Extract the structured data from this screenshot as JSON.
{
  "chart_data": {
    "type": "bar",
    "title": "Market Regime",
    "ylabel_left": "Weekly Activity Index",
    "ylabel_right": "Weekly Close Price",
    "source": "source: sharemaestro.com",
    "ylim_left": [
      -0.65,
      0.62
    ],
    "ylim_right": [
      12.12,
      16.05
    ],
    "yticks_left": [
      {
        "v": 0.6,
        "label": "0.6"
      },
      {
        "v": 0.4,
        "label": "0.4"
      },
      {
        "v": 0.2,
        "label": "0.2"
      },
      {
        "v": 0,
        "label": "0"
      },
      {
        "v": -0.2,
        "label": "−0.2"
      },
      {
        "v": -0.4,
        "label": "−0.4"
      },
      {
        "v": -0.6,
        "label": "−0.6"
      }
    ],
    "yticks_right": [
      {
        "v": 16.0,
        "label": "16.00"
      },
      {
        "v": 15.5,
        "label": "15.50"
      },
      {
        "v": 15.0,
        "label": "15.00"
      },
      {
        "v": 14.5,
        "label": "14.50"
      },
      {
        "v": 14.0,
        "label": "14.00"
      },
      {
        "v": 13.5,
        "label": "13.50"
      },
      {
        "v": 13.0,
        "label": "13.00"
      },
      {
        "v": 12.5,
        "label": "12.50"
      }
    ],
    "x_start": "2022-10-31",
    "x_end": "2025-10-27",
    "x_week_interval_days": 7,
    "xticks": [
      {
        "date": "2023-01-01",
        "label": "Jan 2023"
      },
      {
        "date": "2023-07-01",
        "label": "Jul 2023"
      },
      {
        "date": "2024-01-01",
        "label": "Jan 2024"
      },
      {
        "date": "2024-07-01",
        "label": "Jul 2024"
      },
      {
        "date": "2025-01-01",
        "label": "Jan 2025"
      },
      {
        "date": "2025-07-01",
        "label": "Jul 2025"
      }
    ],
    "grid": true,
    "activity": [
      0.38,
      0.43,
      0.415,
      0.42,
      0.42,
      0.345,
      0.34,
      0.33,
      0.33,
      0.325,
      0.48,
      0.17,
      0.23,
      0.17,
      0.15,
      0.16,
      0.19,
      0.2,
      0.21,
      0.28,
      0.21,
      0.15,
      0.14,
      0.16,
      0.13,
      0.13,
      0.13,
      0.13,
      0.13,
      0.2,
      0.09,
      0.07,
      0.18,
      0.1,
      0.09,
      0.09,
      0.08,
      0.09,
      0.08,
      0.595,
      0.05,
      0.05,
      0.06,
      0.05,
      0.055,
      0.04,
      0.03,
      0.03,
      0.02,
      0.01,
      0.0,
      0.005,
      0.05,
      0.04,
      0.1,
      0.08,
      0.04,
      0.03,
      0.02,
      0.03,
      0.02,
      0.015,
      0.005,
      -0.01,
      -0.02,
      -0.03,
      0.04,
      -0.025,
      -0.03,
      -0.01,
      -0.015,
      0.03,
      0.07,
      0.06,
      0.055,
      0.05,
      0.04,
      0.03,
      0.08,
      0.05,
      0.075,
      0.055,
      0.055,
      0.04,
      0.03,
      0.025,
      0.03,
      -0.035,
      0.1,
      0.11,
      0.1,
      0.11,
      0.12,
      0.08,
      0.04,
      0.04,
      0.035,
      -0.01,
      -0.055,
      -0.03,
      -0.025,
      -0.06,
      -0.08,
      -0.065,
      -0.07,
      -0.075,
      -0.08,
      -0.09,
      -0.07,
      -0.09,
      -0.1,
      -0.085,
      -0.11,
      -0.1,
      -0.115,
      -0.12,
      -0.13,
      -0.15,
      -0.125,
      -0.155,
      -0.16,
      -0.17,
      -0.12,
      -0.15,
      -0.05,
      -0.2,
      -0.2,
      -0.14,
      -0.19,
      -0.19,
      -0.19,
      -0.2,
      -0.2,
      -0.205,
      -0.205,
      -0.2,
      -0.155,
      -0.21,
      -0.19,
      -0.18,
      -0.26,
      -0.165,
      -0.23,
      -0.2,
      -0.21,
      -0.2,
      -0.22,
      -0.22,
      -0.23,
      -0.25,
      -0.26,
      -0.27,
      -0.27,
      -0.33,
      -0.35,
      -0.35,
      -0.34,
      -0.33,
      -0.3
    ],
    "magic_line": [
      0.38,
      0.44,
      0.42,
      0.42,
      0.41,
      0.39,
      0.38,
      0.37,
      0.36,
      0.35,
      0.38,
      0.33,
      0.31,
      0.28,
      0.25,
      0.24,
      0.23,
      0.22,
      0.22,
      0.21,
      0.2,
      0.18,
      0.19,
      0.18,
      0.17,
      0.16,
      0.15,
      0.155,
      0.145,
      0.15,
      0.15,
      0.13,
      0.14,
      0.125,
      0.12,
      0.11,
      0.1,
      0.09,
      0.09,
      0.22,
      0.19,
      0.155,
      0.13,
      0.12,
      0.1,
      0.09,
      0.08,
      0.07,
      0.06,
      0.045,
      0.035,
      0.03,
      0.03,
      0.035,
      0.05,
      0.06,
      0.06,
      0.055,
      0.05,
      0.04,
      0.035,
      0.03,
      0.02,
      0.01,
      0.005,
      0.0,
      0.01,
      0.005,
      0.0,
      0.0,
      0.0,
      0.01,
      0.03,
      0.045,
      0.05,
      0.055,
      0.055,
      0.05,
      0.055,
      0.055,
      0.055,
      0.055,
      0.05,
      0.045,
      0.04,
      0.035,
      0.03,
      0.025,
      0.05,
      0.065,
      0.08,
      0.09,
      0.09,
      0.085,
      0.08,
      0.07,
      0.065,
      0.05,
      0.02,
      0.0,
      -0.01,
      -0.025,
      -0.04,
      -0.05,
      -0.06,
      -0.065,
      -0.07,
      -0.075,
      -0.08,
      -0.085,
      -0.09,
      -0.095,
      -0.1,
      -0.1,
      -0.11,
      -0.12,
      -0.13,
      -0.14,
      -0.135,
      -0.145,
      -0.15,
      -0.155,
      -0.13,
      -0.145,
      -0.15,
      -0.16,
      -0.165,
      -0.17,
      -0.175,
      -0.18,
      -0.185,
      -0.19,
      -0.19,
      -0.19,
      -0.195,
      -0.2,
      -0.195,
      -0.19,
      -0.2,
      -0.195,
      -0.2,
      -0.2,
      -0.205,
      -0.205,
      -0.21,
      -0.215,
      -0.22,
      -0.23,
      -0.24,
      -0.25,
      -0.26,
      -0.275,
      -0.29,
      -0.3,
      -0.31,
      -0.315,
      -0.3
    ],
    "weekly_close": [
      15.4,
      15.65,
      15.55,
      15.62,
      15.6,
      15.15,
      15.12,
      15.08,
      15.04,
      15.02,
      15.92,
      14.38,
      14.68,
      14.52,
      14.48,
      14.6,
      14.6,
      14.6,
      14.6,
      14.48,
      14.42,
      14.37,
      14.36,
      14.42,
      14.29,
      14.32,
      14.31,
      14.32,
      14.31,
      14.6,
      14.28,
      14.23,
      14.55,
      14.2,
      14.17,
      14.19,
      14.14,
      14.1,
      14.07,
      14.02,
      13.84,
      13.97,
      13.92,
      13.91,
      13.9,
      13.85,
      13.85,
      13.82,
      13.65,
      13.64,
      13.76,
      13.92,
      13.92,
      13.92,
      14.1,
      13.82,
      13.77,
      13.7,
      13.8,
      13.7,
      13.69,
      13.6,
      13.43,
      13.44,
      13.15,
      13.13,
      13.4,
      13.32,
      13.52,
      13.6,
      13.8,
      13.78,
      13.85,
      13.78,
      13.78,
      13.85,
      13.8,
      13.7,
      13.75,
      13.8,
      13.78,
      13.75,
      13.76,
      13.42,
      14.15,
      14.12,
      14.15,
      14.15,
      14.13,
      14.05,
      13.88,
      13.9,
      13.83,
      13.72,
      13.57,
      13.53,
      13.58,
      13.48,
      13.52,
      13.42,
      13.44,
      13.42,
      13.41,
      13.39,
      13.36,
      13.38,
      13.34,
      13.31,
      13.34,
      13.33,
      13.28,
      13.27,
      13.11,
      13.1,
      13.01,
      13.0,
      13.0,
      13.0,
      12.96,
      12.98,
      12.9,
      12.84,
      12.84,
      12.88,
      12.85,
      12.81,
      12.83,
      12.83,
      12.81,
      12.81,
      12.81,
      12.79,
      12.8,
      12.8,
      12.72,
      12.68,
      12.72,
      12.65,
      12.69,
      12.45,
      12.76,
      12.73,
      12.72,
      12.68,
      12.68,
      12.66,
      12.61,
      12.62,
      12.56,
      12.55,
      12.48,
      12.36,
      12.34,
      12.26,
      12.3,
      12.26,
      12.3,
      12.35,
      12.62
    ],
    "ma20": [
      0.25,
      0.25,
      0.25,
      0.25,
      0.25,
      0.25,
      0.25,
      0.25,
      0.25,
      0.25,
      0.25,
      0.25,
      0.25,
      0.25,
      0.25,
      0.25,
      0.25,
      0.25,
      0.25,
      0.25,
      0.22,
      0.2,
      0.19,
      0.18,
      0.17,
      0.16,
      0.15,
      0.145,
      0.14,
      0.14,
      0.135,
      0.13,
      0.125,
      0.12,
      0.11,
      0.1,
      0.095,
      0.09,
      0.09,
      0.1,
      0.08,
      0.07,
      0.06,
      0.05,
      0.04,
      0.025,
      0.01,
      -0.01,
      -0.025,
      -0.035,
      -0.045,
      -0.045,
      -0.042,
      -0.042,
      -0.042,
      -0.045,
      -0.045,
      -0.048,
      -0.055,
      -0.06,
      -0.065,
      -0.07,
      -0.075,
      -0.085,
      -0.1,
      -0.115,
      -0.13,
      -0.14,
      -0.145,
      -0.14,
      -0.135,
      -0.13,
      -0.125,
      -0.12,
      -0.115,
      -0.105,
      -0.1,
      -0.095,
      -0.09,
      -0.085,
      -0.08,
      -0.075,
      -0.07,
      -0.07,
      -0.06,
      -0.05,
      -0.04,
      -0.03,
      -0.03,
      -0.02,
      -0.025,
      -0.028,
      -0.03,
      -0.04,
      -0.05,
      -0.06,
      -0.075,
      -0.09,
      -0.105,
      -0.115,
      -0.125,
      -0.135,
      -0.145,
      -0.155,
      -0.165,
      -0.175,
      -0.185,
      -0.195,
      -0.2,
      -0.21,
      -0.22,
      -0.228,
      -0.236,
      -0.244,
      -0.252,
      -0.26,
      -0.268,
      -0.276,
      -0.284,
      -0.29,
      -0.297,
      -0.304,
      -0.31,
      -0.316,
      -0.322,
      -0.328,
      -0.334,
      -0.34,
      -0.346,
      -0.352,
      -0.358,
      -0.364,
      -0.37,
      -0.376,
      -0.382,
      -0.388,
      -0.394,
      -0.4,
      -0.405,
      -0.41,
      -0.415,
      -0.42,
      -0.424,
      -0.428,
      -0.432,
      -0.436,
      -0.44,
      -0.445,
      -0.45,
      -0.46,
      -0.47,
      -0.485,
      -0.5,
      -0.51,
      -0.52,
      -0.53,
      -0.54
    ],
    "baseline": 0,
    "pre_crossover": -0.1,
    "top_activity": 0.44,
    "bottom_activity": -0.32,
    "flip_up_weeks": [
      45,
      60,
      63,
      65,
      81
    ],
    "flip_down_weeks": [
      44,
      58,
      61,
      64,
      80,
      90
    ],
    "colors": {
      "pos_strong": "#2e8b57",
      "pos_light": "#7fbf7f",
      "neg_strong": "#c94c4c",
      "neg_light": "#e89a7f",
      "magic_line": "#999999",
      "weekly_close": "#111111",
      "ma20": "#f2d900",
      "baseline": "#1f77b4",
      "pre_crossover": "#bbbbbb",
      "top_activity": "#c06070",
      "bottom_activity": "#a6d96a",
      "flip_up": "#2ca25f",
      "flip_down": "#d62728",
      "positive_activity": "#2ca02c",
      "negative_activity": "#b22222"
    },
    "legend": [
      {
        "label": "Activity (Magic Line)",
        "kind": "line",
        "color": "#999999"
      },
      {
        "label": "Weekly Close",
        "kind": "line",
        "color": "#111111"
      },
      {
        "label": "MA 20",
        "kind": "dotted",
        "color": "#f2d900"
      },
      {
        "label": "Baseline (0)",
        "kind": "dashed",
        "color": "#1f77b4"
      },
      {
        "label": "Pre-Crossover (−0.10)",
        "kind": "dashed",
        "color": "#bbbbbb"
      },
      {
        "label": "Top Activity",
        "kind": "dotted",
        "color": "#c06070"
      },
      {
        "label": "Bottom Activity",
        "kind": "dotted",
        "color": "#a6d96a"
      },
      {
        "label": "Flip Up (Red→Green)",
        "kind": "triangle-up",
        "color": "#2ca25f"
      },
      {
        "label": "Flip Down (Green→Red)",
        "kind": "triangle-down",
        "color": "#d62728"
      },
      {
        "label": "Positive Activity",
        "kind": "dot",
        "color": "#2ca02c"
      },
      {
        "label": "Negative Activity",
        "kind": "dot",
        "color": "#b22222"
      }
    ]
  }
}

### Written problem
The answer should be a single number: the count of lines in the data that include the string "triangle".

### Output for this task
2